Data records:
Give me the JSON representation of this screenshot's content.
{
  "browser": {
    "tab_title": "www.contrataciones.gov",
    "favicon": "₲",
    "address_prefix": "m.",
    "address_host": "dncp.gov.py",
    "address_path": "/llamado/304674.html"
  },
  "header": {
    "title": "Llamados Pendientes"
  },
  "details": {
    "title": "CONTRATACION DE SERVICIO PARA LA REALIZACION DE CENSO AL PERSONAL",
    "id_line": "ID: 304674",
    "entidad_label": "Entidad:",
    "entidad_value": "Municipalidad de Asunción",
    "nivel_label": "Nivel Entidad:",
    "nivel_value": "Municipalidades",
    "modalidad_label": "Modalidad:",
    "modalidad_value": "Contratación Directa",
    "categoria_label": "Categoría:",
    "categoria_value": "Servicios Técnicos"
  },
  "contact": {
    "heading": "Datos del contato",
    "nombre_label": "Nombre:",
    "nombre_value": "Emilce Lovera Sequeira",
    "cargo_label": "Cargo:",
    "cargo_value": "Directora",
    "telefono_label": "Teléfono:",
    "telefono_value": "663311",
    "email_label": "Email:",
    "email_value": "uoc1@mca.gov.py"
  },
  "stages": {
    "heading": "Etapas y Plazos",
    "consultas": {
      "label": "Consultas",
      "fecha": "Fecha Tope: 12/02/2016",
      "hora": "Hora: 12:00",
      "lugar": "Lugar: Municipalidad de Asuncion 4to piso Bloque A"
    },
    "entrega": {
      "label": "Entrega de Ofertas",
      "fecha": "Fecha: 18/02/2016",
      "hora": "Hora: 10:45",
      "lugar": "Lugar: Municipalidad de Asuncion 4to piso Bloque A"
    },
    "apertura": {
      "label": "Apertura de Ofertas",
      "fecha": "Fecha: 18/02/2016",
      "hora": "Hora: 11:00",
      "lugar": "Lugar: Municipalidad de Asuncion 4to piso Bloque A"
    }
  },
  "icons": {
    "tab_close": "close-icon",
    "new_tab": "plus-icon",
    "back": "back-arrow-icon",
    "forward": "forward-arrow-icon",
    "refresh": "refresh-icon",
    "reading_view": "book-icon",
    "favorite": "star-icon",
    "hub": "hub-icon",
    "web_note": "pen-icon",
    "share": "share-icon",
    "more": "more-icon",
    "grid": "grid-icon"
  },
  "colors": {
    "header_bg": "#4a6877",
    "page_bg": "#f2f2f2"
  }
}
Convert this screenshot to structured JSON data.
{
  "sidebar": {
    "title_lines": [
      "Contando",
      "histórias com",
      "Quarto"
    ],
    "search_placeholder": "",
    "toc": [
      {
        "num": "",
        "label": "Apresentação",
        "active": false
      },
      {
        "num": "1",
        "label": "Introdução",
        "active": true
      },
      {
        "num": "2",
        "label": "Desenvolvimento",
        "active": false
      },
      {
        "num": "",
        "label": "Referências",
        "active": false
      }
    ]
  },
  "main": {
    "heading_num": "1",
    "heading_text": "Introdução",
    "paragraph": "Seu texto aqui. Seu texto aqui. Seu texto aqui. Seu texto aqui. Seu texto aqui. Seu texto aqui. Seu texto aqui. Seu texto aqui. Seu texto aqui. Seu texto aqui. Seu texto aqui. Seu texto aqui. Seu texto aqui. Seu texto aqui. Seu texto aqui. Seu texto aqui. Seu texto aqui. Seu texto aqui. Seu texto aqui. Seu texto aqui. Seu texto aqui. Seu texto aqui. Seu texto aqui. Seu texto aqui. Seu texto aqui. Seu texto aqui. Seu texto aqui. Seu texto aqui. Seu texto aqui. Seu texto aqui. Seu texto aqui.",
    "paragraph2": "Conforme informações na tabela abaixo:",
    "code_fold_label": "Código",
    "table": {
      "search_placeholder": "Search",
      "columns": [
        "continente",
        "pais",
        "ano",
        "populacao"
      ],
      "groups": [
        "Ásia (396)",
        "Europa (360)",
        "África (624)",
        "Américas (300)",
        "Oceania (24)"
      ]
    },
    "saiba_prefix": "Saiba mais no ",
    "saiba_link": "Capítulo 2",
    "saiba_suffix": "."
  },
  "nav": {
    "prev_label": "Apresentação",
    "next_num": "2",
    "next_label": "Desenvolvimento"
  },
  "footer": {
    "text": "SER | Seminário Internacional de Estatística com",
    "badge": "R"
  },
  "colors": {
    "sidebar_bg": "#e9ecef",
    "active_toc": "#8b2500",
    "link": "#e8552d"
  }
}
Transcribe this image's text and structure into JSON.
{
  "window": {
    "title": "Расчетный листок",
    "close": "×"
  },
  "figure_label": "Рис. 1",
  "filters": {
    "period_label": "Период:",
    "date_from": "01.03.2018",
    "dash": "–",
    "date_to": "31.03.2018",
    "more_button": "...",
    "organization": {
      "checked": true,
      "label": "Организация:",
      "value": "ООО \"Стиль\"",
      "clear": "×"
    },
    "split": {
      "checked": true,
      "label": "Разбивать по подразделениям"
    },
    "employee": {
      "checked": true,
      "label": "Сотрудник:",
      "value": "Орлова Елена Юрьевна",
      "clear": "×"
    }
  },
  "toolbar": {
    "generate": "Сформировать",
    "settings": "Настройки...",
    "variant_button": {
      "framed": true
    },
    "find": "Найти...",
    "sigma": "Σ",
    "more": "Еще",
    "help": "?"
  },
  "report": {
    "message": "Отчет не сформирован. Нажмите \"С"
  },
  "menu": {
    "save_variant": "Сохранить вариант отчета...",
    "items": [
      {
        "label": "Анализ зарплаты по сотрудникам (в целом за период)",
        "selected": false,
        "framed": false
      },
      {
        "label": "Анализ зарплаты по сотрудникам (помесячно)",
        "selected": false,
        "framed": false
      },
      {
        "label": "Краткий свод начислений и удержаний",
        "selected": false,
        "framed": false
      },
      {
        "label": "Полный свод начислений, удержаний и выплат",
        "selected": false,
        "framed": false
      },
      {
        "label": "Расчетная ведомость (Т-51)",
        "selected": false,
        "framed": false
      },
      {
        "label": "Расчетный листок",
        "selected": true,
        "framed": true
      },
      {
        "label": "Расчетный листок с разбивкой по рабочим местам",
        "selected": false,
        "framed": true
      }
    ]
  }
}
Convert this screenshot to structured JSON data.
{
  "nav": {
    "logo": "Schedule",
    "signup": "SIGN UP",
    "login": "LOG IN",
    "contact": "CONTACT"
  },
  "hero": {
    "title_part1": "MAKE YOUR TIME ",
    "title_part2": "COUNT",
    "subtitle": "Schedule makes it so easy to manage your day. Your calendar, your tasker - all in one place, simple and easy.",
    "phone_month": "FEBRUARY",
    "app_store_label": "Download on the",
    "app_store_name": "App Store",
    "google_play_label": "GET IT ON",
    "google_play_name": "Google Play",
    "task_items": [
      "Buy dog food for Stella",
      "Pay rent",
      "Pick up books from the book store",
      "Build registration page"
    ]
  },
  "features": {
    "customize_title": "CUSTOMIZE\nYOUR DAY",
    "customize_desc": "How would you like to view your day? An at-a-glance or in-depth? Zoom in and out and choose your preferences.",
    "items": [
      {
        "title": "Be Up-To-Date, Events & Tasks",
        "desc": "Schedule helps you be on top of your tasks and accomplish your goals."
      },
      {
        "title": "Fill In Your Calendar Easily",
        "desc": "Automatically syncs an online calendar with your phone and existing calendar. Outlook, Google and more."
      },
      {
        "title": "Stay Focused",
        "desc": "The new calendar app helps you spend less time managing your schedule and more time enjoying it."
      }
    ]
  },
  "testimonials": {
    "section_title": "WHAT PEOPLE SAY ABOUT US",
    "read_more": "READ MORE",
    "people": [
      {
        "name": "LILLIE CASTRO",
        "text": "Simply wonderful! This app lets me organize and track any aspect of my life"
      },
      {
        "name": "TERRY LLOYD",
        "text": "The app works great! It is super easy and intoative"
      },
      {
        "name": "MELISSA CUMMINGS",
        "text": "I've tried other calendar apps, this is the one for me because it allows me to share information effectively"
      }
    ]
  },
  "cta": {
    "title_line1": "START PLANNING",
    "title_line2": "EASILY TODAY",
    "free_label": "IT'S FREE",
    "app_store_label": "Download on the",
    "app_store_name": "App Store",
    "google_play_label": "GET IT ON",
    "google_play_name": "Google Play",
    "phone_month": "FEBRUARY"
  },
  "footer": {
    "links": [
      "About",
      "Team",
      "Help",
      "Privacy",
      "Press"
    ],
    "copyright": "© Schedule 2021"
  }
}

(Instruction) Find the lines containing "начислений" and list every one of them.

(Solved problem)
        "label": "Краткий свод начислений и удержаний",
        "label": "Полный свод начислений, удержаний и выплат",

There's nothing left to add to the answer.